Source text =
BEGIN

Bottom line — if lenders keep relying on credit bureau data alone, they risk repeating the fraud story: a single, venerable data source gradually bends under manipulation until its predictive power fractures.
Fraud teams solved their problem by adding signals that are hard to counterfeit in bulk: device history, behavioral biometrics, and consortium velocity. Credit teams need an analogous upgrade, and the obvious candidate is consumer-permissioned bank-transaction data, also known as cash flow data.
Cash Flow Data
The thing that’s important to understand about cash flow data is that it covers a much much broader range of financial activity than traditional credit bureau data.
The analysis of credit bureau data has, over the last 50 years, led to the development of thousands of attributes.
In just the last 10 years, cash flow data has produced tens of thousands of attributes. These attributes allow lenders to measure an enormous range of financial situations and behaviors, including:
- Income — sources, volatility, trends over time, etc.
- Expenses — discretionary vs. non-discretionary, categories of spend, etc.
- Debt Obligations — including those that don’t show up in core credit files, such as BNPL, EWA, and payday loans.
- Stability — income, expenses, balances, trends over time, etc.
- Risk — excessive gambling, frequent account shortfalls, signs of financial abuse, etc.
The reason this breadth of insight is important is twofold.
First, it adds a depth of understanding beyond what even the best traditional credit bureau data attributes and scoring models can discern. A borrower who ends each month with a significant deposit surplus and whose largest debit is rent behaves very differently from one who burns through paychecks in four days and relies on overdraft grace periods to make groceries. Yet these two consumers can share the same 680 FICO if they manage revolving balances with equal discipline. Cash flow data allows lenders to parse these important differences.
Second, cash flow data is difficult for fraudsters to fake or for desperate consumers or motivated public policymakers to manipulate. Cash flow attributes and scores are derived from ground-level banking activity — the money that moves in and out of KYC’d bank accounts. It can’t be faked or manipulated without spending a tremendous amount of time and effort (opening and funding accounts, making large recurring transactions, etc.), which destroys the ROI for the party making the attempt.
Time for a Layered Approach
If history is any guide, layered credit intelligence will go from optional to expected faster than most lenders plan for.
Fraud moved from header-file checks to orchestrated, multi-signal platforms in about six years. The same market forces — loss pressure, competitive differentiation, regulatory encouragement — are lining up behind cash-flow-augmented credit scoring right now.
This doesn’t mean credit bureau data will lose relevance. On the contrary, bureau tradelines remain the best long-run record of repayment morality, just as the header file remains the place you ultimately look to confirm a consumer’s name and SSN. But everything, in risk, is a partial view.
The game is no longer won by perfecting a single swing; it is won by reading the whole court, anticipating where the next shot will land, and meeting the ball with the right angle of attack.

END

Available data =
BEGIN

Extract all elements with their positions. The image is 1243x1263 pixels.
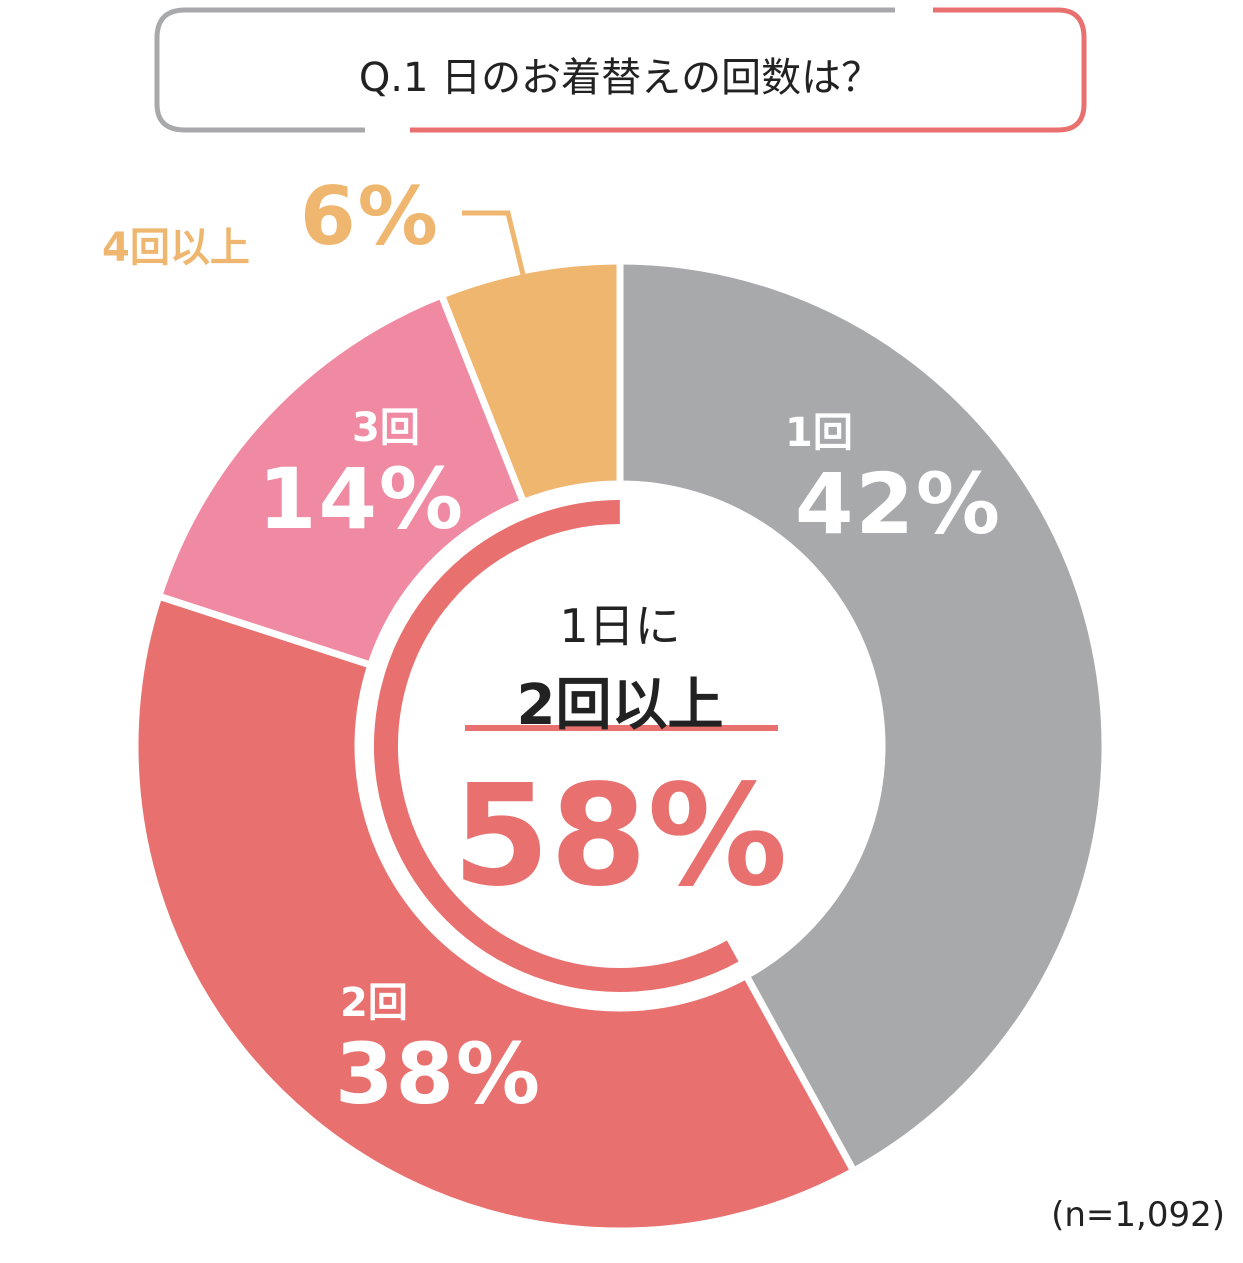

END

Stated task =
Condense the paragraph in the cash flow text that begins "Second, cash flow data is difficult" into a short bulleted list that keeps its main facts. The data are not needed for this work.

Correct response =
- Cash flow data is hard for fraudsters to fake and hard for desperate consumers or motivated public policymakers to manipulate.
- Its attributes and scores come from ground-level banking activity: money moving in and out of KYC'd bank accounts.
- Faking or manipulating it takes tremendous time and effort, such as opening and funding accounts and making large recurring transactions.
- That effort destroys the ROI for whoever attempts it.